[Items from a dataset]
──────────────────────────────

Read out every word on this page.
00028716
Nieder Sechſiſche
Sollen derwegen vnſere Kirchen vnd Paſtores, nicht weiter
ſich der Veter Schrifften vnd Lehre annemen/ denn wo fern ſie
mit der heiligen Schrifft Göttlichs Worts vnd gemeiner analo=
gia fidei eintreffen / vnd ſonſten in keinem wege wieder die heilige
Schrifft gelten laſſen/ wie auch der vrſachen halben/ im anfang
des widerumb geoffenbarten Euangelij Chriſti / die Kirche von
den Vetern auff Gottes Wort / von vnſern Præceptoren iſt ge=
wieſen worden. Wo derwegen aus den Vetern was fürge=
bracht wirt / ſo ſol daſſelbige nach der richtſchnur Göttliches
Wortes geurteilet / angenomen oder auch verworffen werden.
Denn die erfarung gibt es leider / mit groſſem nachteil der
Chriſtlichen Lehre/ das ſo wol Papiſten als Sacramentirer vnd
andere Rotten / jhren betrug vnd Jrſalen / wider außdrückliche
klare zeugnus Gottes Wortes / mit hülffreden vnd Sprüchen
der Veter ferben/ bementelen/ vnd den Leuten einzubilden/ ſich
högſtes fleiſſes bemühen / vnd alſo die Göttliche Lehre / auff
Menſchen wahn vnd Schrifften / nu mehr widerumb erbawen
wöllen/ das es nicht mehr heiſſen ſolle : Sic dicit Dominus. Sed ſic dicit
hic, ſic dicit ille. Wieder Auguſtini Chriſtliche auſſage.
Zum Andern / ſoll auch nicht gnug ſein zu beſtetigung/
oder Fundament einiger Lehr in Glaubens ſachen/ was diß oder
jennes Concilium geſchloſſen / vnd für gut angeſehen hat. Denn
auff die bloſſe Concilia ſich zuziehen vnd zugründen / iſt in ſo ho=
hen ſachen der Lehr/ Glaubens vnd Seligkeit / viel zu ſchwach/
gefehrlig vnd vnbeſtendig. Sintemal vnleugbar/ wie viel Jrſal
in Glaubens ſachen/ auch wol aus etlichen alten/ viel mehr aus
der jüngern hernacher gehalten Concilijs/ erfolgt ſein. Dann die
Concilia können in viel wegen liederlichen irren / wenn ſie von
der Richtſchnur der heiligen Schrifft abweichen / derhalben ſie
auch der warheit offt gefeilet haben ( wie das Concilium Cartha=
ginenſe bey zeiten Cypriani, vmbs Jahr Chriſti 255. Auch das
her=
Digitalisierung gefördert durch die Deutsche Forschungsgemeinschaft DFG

──────────────────────────────

What is needed> Check each line of the entries for the string "Concilium". Copy the lines that have it.

Task output>
jennes Concilium geſchloſſen / vnd für gut angeſehen hat. Denn
auch der warheit offt gefeilet haben ( wie das Concilium Cartha=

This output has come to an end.